_Prompt:_ Retype the whole listing below, character for character.

Stored entries
====
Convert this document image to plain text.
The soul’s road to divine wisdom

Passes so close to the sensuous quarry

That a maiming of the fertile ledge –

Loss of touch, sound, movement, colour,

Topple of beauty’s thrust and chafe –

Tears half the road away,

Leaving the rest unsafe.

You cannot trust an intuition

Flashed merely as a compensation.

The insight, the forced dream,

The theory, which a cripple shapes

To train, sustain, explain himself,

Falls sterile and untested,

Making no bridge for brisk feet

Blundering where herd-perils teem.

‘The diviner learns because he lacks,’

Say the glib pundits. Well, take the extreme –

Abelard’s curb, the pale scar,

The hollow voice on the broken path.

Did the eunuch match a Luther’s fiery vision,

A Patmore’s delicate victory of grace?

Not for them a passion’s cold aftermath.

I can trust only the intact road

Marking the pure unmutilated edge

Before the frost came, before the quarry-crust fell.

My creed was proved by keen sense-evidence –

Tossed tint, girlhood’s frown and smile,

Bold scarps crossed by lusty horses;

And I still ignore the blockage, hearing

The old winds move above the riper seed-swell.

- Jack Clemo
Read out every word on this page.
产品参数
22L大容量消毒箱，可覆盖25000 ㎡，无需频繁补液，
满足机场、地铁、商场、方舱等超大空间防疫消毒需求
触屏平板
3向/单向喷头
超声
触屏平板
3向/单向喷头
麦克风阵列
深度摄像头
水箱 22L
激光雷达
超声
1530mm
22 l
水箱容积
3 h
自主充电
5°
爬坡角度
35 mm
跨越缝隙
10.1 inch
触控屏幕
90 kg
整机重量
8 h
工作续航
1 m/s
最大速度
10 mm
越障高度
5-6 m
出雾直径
====
_Result:_
Convert this document image to plain text.
The soul’s road to divine wisdom

Passes so close to the sensuous quarry

That a maiming of the fertile ledge –

Loss of touch, sound, movement, colour,

Topple of beauty’s thrust and chafe –

Tears half the road away,

Leaving the rest unsafe.

You cannot trust an intuition

Flashed merely as a compensation.

The insight, the forced dream,

The theory, which a cripple shapes

To train, sustain, explain himself,

Falls sterile and untested,

Making no bridge for brisk feet

Blundering where herd-perils teem.

‘The diviner learns because he lacks,’

Say the glib pundits. Well, take the extreme –

Abelard’s curb, the pale scar,

The hollow voice on the broken path.

Did the eunuch match a Luther’s fiery vision,

A Patmore’s delicate victory of grace?

Not for them a passion’s cold aftermath.

I can trust only the intact road

Marking the pure unmutilated edge

Before the frost came, before the quarry-crust fell.

My creed was proved by keen sense-evidence –

Tossed tint, girlhood’s frown and smile,

Bold scarps crossed by lusty horses;

And I still ignore the blockage, hearing

The old winds move above the riper seed-swell.

- Jack Clemo
Read out every word on this page.
产品参数
22L大容量消毒箱，可覆盖25000 ㎡，无需频繁补液，
满足机场、地铁、商场、方舱等超大空间防疫消毒需求
触屏平板
3向/单向喷头
超声
触屏平板
3向/单向喷头
麦克风阵列
深度摄像头
水箱 22L
激光雷达
超声
1530mm
22 l
水箱容积
3 h
自主充电
5°
爬坡角度
35 mm
跨越缝隙
10.1 inch
触控屏幕
90 kg
整机重量
8 h
工作续航
1 m/s
最大速度
10 mm
越障高度
5-6 m
出雾直径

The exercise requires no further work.